- **Data shown**
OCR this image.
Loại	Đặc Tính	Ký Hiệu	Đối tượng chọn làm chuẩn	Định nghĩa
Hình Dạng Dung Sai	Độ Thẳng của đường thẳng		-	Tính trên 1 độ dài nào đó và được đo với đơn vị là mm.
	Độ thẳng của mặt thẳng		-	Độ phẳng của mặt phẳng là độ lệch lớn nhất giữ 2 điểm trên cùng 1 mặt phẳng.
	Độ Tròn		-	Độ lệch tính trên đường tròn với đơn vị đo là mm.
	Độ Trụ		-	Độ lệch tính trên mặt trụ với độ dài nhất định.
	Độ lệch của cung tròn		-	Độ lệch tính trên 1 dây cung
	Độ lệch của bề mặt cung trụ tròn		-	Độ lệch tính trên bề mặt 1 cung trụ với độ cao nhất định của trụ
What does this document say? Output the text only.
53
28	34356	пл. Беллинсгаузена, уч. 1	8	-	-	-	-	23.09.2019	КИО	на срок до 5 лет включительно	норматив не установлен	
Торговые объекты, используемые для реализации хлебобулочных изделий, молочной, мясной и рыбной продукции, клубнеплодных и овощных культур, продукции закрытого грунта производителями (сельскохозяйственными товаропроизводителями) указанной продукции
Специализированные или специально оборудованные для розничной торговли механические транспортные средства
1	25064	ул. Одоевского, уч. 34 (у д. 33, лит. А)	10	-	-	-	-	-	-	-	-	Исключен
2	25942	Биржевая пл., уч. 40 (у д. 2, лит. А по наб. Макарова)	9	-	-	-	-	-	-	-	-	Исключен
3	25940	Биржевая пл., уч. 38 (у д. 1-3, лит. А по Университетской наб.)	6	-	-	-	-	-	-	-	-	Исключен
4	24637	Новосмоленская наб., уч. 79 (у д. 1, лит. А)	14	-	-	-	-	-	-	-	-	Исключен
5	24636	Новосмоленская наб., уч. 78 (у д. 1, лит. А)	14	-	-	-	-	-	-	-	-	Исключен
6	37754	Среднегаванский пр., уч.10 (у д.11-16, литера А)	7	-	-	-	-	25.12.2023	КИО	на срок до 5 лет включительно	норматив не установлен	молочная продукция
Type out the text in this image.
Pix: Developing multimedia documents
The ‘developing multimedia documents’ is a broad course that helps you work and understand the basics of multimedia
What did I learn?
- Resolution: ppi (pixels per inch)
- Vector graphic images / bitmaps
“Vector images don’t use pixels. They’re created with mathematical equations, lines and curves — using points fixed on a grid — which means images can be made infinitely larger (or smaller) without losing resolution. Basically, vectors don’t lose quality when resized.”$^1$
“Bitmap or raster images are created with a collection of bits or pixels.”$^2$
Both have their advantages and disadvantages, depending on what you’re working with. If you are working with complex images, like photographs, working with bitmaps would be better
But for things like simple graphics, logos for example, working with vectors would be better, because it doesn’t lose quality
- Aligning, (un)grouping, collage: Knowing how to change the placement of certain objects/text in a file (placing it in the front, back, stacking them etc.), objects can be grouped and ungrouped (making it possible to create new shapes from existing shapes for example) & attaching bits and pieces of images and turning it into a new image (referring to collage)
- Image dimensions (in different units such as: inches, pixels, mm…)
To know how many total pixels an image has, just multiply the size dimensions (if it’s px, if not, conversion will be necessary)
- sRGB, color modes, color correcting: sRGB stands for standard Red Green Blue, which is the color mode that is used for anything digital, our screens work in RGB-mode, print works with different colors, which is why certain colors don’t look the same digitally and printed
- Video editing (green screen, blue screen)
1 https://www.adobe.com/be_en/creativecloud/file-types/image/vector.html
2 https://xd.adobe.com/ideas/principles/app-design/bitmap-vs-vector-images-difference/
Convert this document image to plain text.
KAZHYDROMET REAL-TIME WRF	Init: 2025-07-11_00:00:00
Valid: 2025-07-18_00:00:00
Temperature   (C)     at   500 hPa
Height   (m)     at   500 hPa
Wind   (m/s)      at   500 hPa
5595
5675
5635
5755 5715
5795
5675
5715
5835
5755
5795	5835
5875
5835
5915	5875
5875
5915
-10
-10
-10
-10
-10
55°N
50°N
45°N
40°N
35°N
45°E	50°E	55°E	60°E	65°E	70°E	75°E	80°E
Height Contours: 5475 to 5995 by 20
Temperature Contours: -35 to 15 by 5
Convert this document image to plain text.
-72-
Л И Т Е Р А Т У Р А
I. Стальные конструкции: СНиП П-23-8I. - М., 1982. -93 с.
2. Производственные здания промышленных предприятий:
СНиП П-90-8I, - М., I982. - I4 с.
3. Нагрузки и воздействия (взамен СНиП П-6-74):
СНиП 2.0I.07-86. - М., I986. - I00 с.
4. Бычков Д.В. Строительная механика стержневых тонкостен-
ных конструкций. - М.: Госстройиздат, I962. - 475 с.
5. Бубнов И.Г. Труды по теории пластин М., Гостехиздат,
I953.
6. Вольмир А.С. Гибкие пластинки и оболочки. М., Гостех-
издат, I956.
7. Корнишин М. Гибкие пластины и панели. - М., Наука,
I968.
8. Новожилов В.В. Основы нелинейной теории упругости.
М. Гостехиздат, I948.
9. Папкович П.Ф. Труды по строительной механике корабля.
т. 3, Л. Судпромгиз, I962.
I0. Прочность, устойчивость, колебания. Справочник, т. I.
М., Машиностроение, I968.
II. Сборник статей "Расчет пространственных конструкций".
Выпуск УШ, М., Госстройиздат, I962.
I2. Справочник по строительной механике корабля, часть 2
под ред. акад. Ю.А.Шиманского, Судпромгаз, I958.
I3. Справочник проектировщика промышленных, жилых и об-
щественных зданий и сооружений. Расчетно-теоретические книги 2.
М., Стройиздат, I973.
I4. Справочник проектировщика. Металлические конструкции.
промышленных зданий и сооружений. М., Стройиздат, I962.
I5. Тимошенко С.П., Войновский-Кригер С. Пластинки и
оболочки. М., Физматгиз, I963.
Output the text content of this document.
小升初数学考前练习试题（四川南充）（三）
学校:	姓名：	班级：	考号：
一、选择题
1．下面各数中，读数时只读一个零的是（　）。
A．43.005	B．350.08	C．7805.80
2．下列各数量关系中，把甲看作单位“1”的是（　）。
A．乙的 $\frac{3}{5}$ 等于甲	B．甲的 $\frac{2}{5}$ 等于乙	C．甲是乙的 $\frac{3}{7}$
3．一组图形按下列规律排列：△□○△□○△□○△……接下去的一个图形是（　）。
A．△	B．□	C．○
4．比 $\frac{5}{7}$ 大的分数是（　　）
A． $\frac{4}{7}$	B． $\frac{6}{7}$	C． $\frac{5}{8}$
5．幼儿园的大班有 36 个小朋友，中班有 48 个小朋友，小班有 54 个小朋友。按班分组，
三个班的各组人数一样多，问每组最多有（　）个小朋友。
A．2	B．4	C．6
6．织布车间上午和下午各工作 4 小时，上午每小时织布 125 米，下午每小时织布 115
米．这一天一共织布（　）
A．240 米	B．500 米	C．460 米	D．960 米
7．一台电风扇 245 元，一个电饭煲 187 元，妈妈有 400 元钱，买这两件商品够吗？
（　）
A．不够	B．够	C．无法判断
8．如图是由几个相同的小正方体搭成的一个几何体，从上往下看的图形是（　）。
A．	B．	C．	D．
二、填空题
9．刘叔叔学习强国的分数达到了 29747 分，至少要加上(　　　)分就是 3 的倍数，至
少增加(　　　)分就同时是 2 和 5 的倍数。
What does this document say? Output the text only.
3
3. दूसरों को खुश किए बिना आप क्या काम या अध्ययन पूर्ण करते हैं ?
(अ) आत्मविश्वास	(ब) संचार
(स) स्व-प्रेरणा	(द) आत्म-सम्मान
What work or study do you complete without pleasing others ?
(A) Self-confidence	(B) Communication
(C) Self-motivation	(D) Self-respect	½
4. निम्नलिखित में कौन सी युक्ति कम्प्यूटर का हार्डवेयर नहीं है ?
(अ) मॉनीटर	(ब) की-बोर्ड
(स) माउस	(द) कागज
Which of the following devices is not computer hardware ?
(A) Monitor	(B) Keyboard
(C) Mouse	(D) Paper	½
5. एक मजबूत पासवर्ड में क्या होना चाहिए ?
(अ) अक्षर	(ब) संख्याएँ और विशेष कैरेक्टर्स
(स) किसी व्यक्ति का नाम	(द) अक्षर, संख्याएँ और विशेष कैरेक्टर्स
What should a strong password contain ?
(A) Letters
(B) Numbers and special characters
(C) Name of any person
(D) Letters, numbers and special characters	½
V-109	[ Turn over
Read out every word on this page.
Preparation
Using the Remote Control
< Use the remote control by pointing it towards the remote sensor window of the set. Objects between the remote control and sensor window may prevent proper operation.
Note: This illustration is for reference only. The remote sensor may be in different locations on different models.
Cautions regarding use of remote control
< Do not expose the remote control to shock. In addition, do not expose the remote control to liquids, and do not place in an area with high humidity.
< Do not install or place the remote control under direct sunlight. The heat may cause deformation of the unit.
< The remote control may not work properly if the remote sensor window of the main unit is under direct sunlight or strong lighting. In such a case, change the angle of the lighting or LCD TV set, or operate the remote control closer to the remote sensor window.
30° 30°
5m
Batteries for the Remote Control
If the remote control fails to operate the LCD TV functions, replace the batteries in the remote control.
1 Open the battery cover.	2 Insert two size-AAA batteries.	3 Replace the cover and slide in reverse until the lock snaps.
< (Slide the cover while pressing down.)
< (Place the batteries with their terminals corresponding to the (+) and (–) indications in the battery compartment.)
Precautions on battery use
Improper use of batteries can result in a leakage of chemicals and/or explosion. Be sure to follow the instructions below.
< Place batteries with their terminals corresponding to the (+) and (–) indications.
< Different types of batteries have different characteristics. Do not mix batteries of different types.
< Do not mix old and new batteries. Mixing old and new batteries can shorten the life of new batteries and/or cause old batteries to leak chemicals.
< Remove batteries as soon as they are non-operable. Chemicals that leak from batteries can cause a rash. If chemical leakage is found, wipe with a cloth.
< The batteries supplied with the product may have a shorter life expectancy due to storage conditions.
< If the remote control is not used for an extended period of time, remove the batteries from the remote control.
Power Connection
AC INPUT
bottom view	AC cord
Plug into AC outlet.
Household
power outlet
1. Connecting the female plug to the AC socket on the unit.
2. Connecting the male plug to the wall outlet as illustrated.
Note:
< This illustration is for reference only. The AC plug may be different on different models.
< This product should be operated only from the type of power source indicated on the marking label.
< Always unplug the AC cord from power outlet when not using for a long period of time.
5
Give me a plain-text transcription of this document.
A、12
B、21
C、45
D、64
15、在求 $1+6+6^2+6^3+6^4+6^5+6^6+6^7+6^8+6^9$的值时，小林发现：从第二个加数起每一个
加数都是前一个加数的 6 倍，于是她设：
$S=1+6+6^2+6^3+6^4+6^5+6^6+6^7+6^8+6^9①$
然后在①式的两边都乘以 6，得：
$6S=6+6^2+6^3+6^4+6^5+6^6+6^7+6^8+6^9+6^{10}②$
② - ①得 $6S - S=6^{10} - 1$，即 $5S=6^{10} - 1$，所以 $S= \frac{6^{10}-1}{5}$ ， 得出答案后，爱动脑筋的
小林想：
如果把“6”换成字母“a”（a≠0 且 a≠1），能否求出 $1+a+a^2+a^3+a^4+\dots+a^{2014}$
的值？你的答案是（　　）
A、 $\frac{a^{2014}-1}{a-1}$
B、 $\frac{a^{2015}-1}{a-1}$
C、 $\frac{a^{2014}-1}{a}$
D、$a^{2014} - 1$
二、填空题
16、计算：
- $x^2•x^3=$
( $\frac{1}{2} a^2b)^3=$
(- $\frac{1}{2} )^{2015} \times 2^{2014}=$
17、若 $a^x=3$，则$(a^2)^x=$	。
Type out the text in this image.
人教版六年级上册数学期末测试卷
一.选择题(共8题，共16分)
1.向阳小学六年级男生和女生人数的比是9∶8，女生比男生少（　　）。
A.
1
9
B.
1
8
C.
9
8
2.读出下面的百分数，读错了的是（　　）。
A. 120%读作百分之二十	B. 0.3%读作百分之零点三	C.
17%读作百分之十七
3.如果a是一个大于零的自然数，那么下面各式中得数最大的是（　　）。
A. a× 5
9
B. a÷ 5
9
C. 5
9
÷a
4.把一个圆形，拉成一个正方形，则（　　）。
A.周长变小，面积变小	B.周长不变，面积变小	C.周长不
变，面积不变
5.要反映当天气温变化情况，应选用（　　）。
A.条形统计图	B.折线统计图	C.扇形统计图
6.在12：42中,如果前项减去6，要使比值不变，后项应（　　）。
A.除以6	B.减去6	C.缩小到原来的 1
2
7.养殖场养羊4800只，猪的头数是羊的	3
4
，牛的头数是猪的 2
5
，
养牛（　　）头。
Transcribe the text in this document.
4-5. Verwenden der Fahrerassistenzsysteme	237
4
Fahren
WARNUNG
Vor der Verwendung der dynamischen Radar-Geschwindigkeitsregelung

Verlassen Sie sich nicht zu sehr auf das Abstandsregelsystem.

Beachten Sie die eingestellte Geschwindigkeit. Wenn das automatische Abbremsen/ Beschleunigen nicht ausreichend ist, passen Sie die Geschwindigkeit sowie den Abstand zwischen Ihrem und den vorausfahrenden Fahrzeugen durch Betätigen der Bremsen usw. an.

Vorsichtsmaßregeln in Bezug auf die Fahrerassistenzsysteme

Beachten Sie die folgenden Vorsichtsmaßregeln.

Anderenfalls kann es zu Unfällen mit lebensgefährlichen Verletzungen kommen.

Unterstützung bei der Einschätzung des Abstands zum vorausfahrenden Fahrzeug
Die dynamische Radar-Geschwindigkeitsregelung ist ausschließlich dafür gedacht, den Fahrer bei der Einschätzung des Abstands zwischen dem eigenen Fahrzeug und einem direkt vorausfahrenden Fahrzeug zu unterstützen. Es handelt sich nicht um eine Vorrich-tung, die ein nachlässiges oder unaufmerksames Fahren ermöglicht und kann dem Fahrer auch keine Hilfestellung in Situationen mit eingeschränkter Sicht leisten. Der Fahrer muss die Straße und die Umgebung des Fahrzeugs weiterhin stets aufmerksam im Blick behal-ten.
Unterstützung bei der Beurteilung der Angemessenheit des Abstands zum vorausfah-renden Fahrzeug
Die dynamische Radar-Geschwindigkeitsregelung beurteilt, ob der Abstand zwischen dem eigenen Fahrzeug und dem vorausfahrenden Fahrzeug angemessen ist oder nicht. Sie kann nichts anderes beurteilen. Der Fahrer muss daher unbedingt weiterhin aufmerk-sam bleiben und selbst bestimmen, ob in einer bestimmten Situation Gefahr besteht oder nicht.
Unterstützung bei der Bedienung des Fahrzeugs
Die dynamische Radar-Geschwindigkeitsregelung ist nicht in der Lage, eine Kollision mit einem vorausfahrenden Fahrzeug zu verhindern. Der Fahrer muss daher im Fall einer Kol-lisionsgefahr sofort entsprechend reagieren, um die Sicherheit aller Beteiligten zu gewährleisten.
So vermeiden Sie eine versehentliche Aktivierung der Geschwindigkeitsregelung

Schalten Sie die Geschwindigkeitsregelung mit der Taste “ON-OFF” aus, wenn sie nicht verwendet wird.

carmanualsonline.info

- **Objective**
Find the lines above that include the string "СНиП" and copy them.

- **Complete answer**
I. Стальные конструкции: СНиП П-23-8I. - М., 1982. -93 с.
СНиП П-90-8I, - М., I982. - I4 с.
3. Нагрузки и воздействия (взамен СНиП П-6-74):
СНиП 2.0I.07-86. - М., I986. - I00 с.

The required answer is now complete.